Work required: Using the entries that follow, state how many lines contain the word "color". The response is that number and nothing more.

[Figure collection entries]

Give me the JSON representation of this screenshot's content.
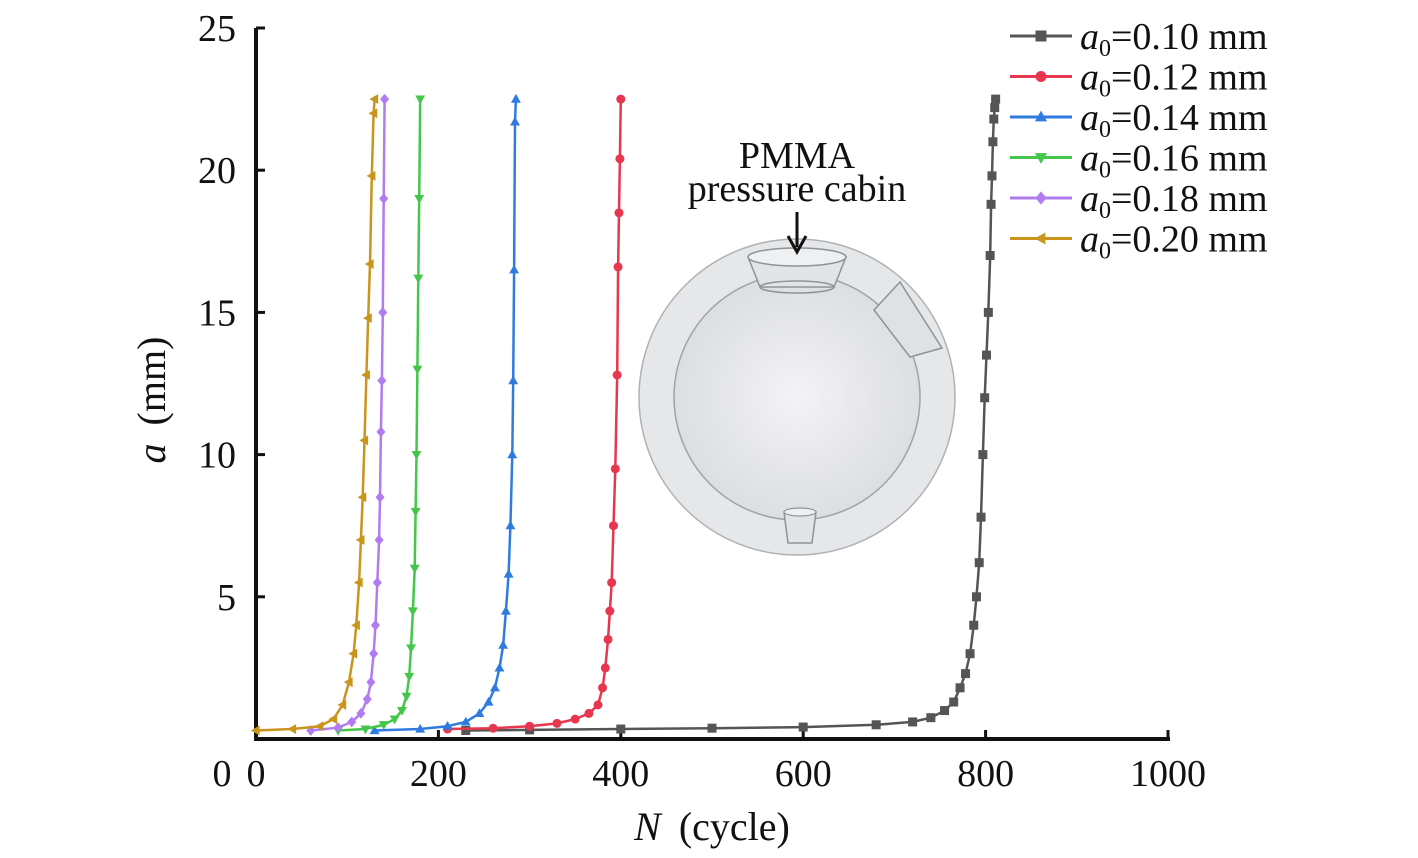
{
  "chart_data": {
    "type": "line",
    "xlabel": {
      "symbol": "N",
      "unit": "(cycle)"
    },
    "ylabel": {
      "symbol": "a",
      "unit": "(mm)"
    },
    "xlim": [
      0,
      1000
    ],
    "ylim": [
      0,
      25
    ],
    "xticks": [
      0,
      200,
      400,
      600,
      800,
      1000
    ],
    "yticks": [
      0,
      5,
      10,
      15,
      20,
      25
    ],
    "xtick_labels": [
      "0",
      "200",
      "400",
      "600",
      "800",
      "1000"
    ],
    "ytick_labels": [
      "0",
      "5",
      "10",
      "15",
      "20",
      "25"
    ],
    "grid": false,
    "legend_position": "top-right",
    "annotation": {
      "line1": "PMMA",
      "line2": "pressure cabin"
    },
    "series": [
      {
        "name": "a0=0.10 mm",
        "legend": {
          "sym": "a",
          "sub": "0",
          "rest": "=0.10 mm"
        },
        "color": "#555555",
        "marker": "square",
        "x": [
          230,
          300,
          400,
          500,
          600,
          680,
          720,
          740,
          755,
          765,
          772,
          778,
          783,
          787,
          790,
          793,
          795,
          797,
          799,
          801,
          803,
          805,
          806,
          807,
          808,
          809,
          810,
          811
        ],
        "y": [
          0.3,
          0.32,
          0.35,
          0.38,
          0.42,
          0.5,
          0.6,
          0.75,
          1.0,
          1.3,
          1.8,
          2.3,
          3.0,
          4.0,
          5.0,
          6.2,
          7.8,
          10.0,
          12.0,
          13.5,
          15.0,
          17.0,
          18.8,
          19.8,
          21.0,
          21.8,
          22.2,
          22.5
        ]
      },
      {
        "name": "a0=0.12 mm",
        "legend": {
          "sym": "a",
          "sub": "0",
          "rest": "=0.12 mm"
        },
        "color": "#e8364e",
        "marker": "circle",
        "x": [
          210,
          260,
          300,
          330,
          350,
          365,
          375,
          380,
          383,
          386,
          388,
          390,
          392,
          394,
          396,
          397,
          398,
          399,
          400
        ],
        "y": [
          0.35,
          0.38,
          0.45,
          0.55,
          0.7,
          0.9,
          1.2,
          1.8,
          2.5,
          3.5,
          4.5,
          5.5,
          7.5,
          9.5,
          12.8,
          16.6,
          18.5,
          20.4,
          22.5
        ]
      },
      {
        "name": "a0=0.14 mm",
        "legend": {
          "sym": "a",
          "sub": "0",
          "rest": "=0.14 mm"
        },
        "color": "#2f7be0",
        "marker": "triangle-up",
        "x": [
          130,
          180,
          210,
          230,
          245,
          255,
          262,
          267,
          271,
          274,
          277,
          279,
          281,
          282,
          283,
          284,
          285
        ],
        "y": [
          0.3,
          0.35,
          0.45,
          0.6,
          0.9,
          1.3,
          1.8,
          2.5,
          3.3,
          4.5,
          5.8,
          7.5,
          10.0,
          12.6,
          16.5,
          21.7,
          22.5
        ]
      },
      {
        "name": "a0=0.16 mm",
        "legend": {
          "sym": "a",
          "sub": "0",
          "rest": "=0.16 mm"
        },
        "color": "#44c64a",
        "marker": "triangle-down",
        "x": [
          90,
          120,
          140,
          152,
          160,
          165,
          168,
          170,
          172,
          174,
          175,
          176,
          177,
          178,
          179,
          180
        ],
        "y": [
          0.3,
          0.35,
          0.5,
          0.7,
          1.0,
          1.5,
          2.2,
          3.2,
          4.5,
          6.0,
          8.0,
          10.0,
          13.0,
          16.2,
          19.0,
          22.5
        ]
      },
      {
        "name": "a0=0.18 mm",
        "legend": {
          "sym": "a",
          "sub": "0",
          "rest": "=0.18 mm"
        },
        "color": "#b07cf0",
        "marker": "diamond",
        "x": [
          60,
          90,
          105,
          115,
          122,
          126,
          129,
          131,
          133,
          135,
          136,
          137,
          138,
          139,
          140,
          141
        ],
        "y": [
          0.3,
          0.4,
          0.6,
          0.9,
          1.4,
          2.0,
          3.0,
          4.0,
          5.5,
          7.0,
          8.5,
          10.8,
          12.6,
          15.0,
          19.0,
          22.5
        ]
      },
      {
        "name": "a0=0.20 mm",
        "legend": {
          "sym": "a",
          "sub": "0",
          "rest": "=0.20 mm"
        },
        "color": "#c9951c",
        "marker": "triangle-left",
        "x": [
          0,
          40,
          70,
          85,
          95,
          102,
          107,
          110,
          113,
          115,
          117,
          119,
          121,
          123,
          125,
          127,
          129,
          130
        ],
        "y": [
          0.3,
          0.35,
          0.45,
          0.7,
          1.2,
          2.0,
          3.0,
          4.0,
          5.5,
          7.0,
          8.5,
          10.5,
          12.8,
          14.8,
          16.7,
          19.8,
          22.0,
          22.5
        ]
      }
    ]
  }
}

Completed exercise: 6